[Saved entries]

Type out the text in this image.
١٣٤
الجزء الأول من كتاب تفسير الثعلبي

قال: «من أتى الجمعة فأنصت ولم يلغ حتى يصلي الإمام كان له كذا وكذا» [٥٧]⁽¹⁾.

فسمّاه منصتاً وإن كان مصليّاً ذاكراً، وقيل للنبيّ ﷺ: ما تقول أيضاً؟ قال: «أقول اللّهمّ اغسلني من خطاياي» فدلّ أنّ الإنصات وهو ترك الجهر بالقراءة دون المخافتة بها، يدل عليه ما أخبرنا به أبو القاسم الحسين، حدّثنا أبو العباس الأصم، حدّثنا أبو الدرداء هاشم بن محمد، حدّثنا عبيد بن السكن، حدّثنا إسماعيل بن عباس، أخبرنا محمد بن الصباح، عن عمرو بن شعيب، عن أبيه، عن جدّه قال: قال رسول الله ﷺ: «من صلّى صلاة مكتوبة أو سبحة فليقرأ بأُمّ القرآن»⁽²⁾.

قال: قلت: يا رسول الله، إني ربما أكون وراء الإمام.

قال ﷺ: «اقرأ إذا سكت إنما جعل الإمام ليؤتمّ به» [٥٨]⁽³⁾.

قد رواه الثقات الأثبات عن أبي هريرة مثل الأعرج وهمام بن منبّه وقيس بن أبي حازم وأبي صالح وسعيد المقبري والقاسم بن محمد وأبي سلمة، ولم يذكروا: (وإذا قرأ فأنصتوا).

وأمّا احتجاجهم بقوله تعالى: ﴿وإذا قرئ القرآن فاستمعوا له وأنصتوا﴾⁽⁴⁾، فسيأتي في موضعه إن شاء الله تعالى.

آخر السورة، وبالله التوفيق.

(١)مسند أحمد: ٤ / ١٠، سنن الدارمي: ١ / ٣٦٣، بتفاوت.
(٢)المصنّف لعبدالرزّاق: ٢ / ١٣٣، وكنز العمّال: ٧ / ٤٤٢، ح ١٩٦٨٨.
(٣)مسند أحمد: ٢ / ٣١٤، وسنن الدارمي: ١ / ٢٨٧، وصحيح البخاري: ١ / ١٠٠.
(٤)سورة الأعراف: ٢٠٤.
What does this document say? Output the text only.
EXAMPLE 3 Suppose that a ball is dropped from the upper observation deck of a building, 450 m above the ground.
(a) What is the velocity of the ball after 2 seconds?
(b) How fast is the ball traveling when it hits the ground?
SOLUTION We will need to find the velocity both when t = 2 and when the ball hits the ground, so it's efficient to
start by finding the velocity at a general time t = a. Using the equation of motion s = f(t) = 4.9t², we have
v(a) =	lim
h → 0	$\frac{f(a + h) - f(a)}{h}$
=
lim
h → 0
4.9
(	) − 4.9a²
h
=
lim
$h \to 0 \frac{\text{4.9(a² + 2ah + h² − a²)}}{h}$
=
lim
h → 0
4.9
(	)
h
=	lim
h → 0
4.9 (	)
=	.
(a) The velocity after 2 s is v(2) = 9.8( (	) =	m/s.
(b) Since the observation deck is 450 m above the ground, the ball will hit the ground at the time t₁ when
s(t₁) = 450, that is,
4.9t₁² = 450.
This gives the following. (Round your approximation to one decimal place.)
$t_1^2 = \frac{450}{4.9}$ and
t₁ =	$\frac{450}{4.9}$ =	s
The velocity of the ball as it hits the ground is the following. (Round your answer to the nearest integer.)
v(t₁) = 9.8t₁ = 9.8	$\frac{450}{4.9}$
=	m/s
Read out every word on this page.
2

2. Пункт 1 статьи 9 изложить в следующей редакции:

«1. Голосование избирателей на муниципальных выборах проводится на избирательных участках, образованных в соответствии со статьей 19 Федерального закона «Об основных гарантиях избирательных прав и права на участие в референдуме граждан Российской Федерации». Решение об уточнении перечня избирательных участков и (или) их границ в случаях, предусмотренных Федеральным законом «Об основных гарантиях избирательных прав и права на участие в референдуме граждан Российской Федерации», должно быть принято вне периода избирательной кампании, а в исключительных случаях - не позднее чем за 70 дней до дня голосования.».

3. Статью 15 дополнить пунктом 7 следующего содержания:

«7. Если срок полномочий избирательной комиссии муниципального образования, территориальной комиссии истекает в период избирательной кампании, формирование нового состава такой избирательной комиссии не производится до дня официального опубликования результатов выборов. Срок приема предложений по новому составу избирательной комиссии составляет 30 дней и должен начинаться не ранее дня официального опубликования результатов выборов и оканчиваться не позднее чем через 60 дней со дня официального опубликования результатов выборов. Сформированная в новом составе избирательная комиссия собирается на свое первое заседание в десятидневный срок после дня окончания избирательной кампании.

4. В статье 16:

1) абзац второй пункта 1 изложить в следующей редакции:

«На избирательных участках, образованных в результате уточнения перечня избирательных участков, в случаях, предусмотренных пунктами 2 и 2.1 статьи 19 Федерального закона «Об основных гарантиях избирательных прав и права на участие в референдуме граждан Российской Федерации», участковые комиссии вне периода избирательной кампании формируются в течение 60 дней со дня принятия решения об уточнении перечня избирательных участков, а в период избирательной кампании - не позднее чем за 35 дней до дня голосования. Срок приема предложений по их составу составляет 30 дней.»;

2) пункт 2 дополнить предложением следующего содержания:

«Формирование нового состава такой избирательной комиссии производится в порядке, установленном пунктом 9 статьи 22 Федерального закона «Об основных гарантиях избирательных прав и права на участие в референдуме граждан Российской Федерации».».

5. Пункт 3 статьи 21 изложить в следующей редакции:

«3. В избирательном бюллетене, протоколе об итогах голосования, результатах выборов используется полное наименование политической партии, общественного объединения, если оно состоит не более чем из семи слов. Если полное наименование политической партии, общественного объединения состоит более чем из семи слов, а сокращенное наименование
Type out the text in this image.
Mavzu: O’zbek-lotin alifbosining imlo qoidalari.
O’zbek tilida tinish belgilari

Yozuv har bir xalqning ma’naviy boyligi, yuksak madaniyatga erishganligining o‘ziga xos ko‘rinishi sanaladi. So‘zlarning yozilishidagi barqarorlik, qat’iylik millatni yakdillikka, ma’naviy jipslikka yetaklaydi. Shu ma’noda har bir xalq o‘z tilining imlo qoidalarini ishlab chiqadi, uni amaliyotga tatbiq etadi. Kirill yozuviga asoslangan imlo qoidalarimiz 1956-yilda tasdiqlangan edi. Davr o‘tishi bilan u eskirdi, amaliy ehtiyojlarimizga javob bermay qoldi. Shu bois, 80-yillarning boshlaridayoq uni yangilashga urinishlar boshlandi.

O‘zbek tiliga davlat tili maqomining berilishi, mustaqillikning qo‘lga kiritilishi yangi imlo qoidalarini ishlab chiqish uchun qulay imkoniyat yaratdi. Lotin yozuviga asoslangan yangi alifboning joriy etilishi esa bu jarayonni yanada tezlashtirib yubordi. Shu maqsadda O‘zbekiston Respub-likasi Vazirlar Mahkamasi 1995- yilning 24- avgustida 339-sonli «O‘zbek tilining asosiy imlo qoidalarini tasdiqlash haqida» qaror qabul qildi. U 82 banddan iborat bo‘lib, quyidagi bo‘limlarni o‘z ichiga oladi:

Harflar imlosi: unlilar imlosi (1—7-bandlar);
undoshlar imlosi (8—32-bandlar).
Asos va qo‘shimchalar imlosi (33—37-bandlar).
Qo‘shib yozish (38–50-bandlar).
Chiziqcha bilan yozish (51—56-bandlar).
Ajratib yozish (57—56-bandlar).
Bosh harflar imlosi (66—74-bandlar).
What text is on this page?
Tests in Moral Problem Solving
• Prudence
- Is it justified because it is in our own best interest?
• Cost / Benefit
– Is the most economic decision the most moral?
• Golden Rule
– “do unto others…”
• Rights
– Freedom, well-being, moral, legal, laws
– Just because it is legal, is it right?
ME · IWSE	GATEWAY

EXERCISE REQUIREMENTS: Return every line of the material exactly.

EXERCISE RESPONSE:
Type out the text in this image.
١٣٤
الجزء الأول من كتاب تفسير الثعلبي

قال: «من أتى الجمعة فأنصت ولم يلغ حتى يصلي الإمام كان له كذا وكذا» [٥٧]⁽¹⁾.

فسمّاه منصتاً وإن كان مصليّاً ذاكراً، وقيل للنبيّ ﷺ: ما تقول أيضاً؟ قال: «أقول اللّهمّ اغسلني من خطاياي» فدلّ أنّ الإنصات وهو ترك الجهر بالقراءة دون المخافتة بها، يدل عليه ما أخبرنا به أبو القاسم الحسين، حدّثنا أبو العباس الأصم، حدّثنا أبو الدرداء هاشم بن محمد، حدّثنا عبيد بن السكن، حدّثنا إسماعيل بن عباس، أخبرنا محمد بن الصباح، عن عمرو بن شعيب، عن أبيه، عن جدّه قال: قال رسول الله ﷺ: «من صلّى صلاة مكتوبة أو سبحة فليقرأ بأُمّ القرآن»⁽²⁾.

قال: قلت: يا رسول الله، إني ربما أكون وراء الإمام.

قال ﷺ: «اقرأ إذا سكت إنما جعل الإمام ليؤتمّ به» [٥٨]⁽³⁾.

قد رواه الثقات الأثبات عن أبي هريرة مثل الأعرج وهمام بن منبّه وقيس بن أبي حازم وأبي صالح وسعيد المقبري والقاسم بن محمد وأبي سلمة، ولم يذكروا: (وإذا قرأ فأنصتوا).

وأمّا احتجاجهم بقوله تعالى: ﴿وإذا قرئ القرآن فاستمعوا له وأنصتوا﴾⁽⁴⁾، فسيأتي في موضعه إن شاء الله تعالى.

آخر السورة، وبالله التوفيق.

(١)مسند أحمد: ٤ / ١٠، سنن الدارمي: ١ / ٣٦٣، بتفاوت.
(٢)المصنّف لعبدالرزّاق: ٢ / ١٣٣، وكنز العمّال: ٧ / ٤٤٢، ح ١٩٦٨٨.
(٣)مسند أحمد: ٢ / ٣١٤، وسنن الدارمي: ١ / ٢٨٧، وصحيح البخاري: ١ / ١٠٠.
(٤)سورة الأعراف: ٢٠٤.
What does this document say? Output the text only.
EXAMPLE 3 Suppose that a ball is dropped from the upper observation deck of a building, 450 m above the ground.
(a) What is the velocity of the ball after 2 seconds?
(b) How fast is the ball traveling when it hits the ground?
SOLUTION We will need to find the velocity both when t = 2 and when the ball hits the ground, so it's efficient to
start by finding the velocity at a general time t = a. Using the equation of motion s = f(t) = 4.9t², we have
v(a) =	lim
h → 0	$\frac{f(a + h) - f(a)}{h}$
=
lim
h → 0
4.9
(	) − 4.9a²
h
=
lim
$h \to 0 \frac{\text{4.9(a² + 2ah + h² − a²)}}{h}$
=
lim
h → 0
4.9
(	)
h
=	lim
h → 0
4.9 (	)
=	.
(a) The velocity after 2 s is v(2) = 9.8( (	) =	m/s.
(b) Since the observation deck is 450 m above the ground, the ball will hit the ground at the time t₁ when
s(t₁) = 450, that is,
4.9t₁² = 450.
This gives the following. (Round your approximation to one decimal place.)
$t_1^2 = \frac{450}{4.9}$ and
t₁ =	$\frac{450}{4.9}$ =	s
The velocity of the ball as it hits the ground is the following. (Round your answer to the nearest integer.)
v(t₁) = 9.8t₁ = 9.8	$\frac{450}{4.9}$
=	m/s
Read out every word on this page.
2

2. Пункт 1 статьи 9 изложить в следующей редакции:

«1. Голосование избирателей на муниципальных выборах проводится на избирательных участках, образованных в соответствии со статьей 19 Федерального закона «Об основных гарантиях избирательных прав и права на участие в референдуме граждан Российской Федерации». Решение об уточнении перечня избирательных участков и (или) их границ в случаях, предусмотренных Федеральным законом «Об основных гарантиях избирательных прав и права на участие в референдуме граждан Российской Федерации», должно быть принято вне периода избирательной кампании, а в исключительных случаях - не позднее чем за 70 дней до дня голосования.».

3. Статью 15 дополнить пунктом 7 следующего содержания:

«7. Если срок полномочий избирательной комиссии муниципального образования, территориальной комиссии истекает в период избирательной кампании, формирование нового состава такой избирательной комиссии не производится до дня официального опубликования результатов выборов. Срок приема предложений по новому составу избирательной комиссии составляет 30 дней и должен начинаться не ранее дня официального опубликования результатов выборов и оканчиваться не позднее чем через 60 дней со дня официального опубликования результатов выборов. Сформированная в новом составе избирательная комиссия собирается на свое первое заседание в десятидневный срок после дня окончания избирательной кампании.

4. В статье 16:

1) абзац второй пункта 1 изложить в следующей редакции:

«На избирательных участках, образованных в результате уточнения перечня избирательных участков, в случаях, предусмотренных пунктами 2 и 2.1 статьи 19 Федерального закона «Об основных гарантиях избирательных прав и права на участие в референдуме граждан Российской Федерации», участковые комиссии вне периода избирательной кампании формируются в течение 60 дней со дня принятия решения об уточнении перечня избирательных участков, а в период избирательной кампании - не позднее чем за 35 дней до дня голосования. Срок приема предложений по их составу составляет 30 дней.»;

2) пункт 2 дополнить предложением следующего содержания:

«Формирование нового состава такой избирательной комиссии производится в порядке, установленном пунктом 9 статьи 22 Федерального закона «Об основных гарантиях избирательных прав и права на участие в референдуме граждан Российской Федерации».».

5. Пункт 3 статьи 21 изложить в следующей редакции:

«3. В избирательном бюллетене, протоколе об итогах голосования, результатах выборов используется полное наименование политической партии, общественного объединения, если оно состоит не более чем из семи слов. Если полное наименование политической партии, общественного объединения состоит более чем из семи слов, а сокращенное наименование
Type out the text in this image.
Mavzu: O’zbek-lotin alifbosining imlo qoidalari.
O’zbek tilida tinish belgilari

Yozuv har bir xalqning ma’naviy boyligi, yuksak madaniyatga erishganligining o‘ziga xos ko‘rinishi sanaladi. So‘zlarning yozilishidagi barqarorlik, qat’iylik millatni yakdillikka, ma’naviy jipslikka yetaklaydi. Shu ma’noda har bir xalq o‘z tilining imlo qoidalarini ishlab chiqadi, uni amaliyotga tatbiq etadi. Kirill yozuviga asoslangan imlo qoidalarimiz 1956-yilda tasdiqlangan edi. Davr o‘tishi bilan u eskirdi, amaliy ehtiyojlarimizga javob bermay qoldi. Shu bois, 80-yillarning boshlaridayoq uni yangilashga urinishlar boshlandi.

O‘zbek tiliga davlat tili maqomining berilishi, mustaqillikning qo‘lga kiritilishi yangi imlo qoidalarini ishlab chiqish uchun qulay imkoniyat yaratdi. Lotin yozuviga asoslangan yangi alifboning joriy etilishi esa bu jarayonni yanada tezlashtirib yubordi. Shu maqsadda O‘zbekiston Respub-likasi Vazirlar Mahkamasi 1995- yilning 24- avgustida 339-sonli «O‘zbek tilining asosiy imlo qoidalarini tasdiqlash haqida» qaror qabul qildi. U 82 banddan iborat bo‘lib, quyidagi bo‘limlarni o‘z ichiga oladi:

Harflar imlosi: unlilar imlosi (1—7-bandlar);
undoshlar imlosi (8—32-bandlar).
Asos va qo‘shimchalar imlosi (33—37-bandlar).
Qo‘shib yozish (38–50-bandlar).
Chiziqcha bilan yozish (51—56-bandlar).
Ajratib yozish (57—56-bandlar).
Bosh harflar imlosi (66—74-bandlar).
What text is on this page?
Tests in Moral Problem Solving
• Prudence
- Is it justified because it is in our own best interest?
• Cost / Benefit
– Is the most economic decision the most moral?
• Golden Rule
– “do unto others…”
• Rights
– Freedom, well-being, moral, legal, laws
– Just because it is legal, is it right?
ME · IWSE	GATEWAY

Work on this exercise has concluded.